THE EXERCISE –
Leave out the pictures, then reproduce the rest of the material exactly.
====== GIVEN RECORDS
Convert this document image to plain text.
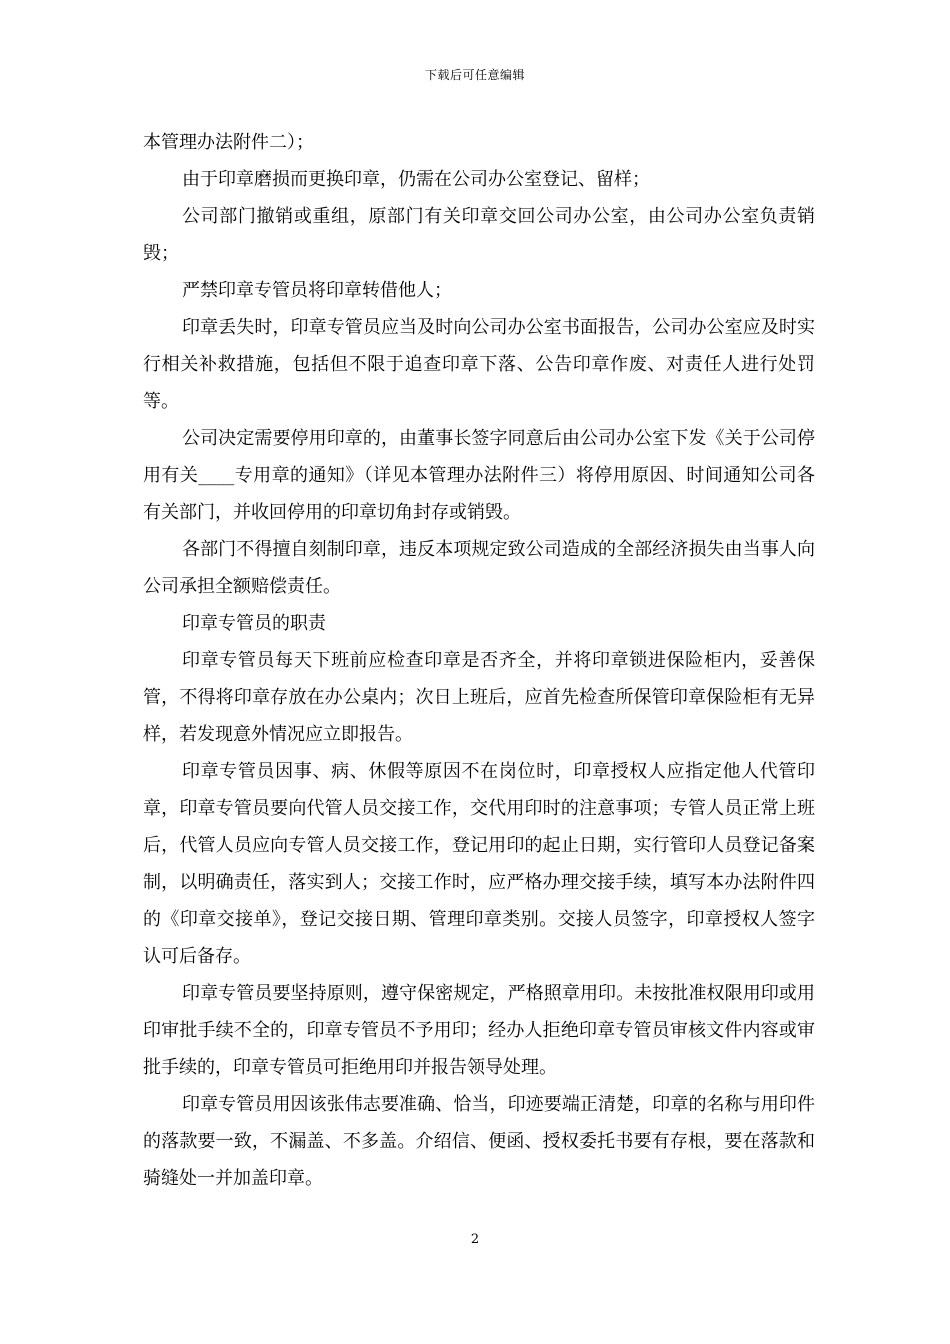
下载后可任意编辑

本管理办法附件二）；

由于印章磨损而更换印章，仍需在公司办公室登记、留样；

公司部门撤销或重组，原部门有关印章交回公司办公室，由公司办公室负责销毁；

严禁印章专管员将印章转借他人；

印章丢失时，印章专管员应当及时向公司办公室书面报告，公司办公室应及时实行相关补救措施，包括但不限于追查印章下落、公告印章作废、对责任人进行处罚等。

公司决定需要停用印章的，由董事长签字同意后由公司办公室下发《关于公司停用有关____专用章的通知》（详见本管理办法附件三）将停用原因、时间通知公司各有关部门，并收回停用的印章切角封存或销毁。

各部门不得擅自刻制印章，违反本项规定致公司造成的全部经济损失由当事人向公司承担全额赔偿责任。

印章专管员的职责

印章专管员每天下班前应检查印章是否齐全，并将印章锁进保险柜内，妥善保管，不得将印章存放在办公桌内；次日上班后，应首先检查所保管印章保险柜有无异样，若发现意外情况应立即报告。

印章专管员因事、病、休假等原因不在岗位时，印章授权人应指定他人代管印章，印章专管员要向代管人员交接工作，交代用印时的注意事项；专管人员正常上班后，代管人员应向专管人员交接工作，登记用印的起止日期，实行管印人员登记备案制，以明确责任，落实到人；交接工作时，应严格办理交接手续，填写本办法附件四的《印章交接单》，登记交接日期、管理印章类别。交接人员签字，印章授权人签字认可后备存。

印章专管员要坚持原则，遵守保密规定，严格照章用印。未按批准权限用印或用印审批手续不全的，印章专管员不予用印；经办人拒绝印章专管员审核文件内容或审批手续的，印章专管员可拒绝用印并报告领导处理。

印章专管员用因该张伟志要准确、恰当，印迹要端正清楚，印章的名称与用印件的落款要一致，不漏盖、不多盖。介绍信、便函、授权委托书要有存根，要在落款和骑缝处一并加盖印章。

2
============
REPLY TO THE TASK –
Convert this document image to plain text.
下载后可任意编辑

本管理办法附件二）；

由于印章磨损而更换印章，仍需在公司办公室登记、留样；

公司部门撤销或重组，原部门有关印章交回公司办公室，由公司办公室负责销毁；

严禁印章专管员将印章转借他人；

印章丢失时，印章专管员应当及时向公司办公室书面报告，公司办公室应及时实行相关补救措施，包括但不限于追查印章下落、公告印章作废、对责任人进行处罚等。

公司决定需要停用印章的，由董事长签字同意后由公司办公室下发《关于公司停用有关____专用章的通知》（详见本管理办法附件三）将停用原因、时间通知公司各有关部门，并收回停用的印章切角封存或销毁。

各部门不得擅自刻制印章，违反本项规定致公司造成的全部经济损失由当事人向公司承担全额赔偿责任。

印章专管员的职责

印章专管员每天下班前应检查印章是否齐全，并将印章锁进保险柜内，妥善保管，不得将印章存放在办公桌内；次日上班后，应首先检查所保管印章保险柜有无异样，若发现意外情况应立即报告。

印章专管员因事、病、休假等原因不在岗位时，印章授权人应指定他人代管印章，印章专管员要向代管人员交接工作，交代用印时的注意事项；专管人员正常上班后，代管人员应向专管人员交接工作，登记用印的起止日期，实行管印人员登记备案制，以明确责任，落实到人；交接工作时，应严格办理交接手续，填写本办法附件四的《印章交接单》，登记交接日期、管理印章类别。交接人员签字，印章授权人签字认可后备存。

印章专管员要坚持原则，遵守保密规定，严格照章用印。未按批准权限用印或用印审批手续不全的，印章专管员不予用印；经办人拒绝印章专管员审核文件内容或审批手续的，印章专管员可拒绝用印并报告领导处理。

印章专管员用因该张伟志要准确、恰当，印迹要端正清楚，印章的名称与用印件的落款要一致，不漏盖、不多盖。介绍信、便函、授权委托书要有存根，要在落款和骑缝处一并加盖印章。

2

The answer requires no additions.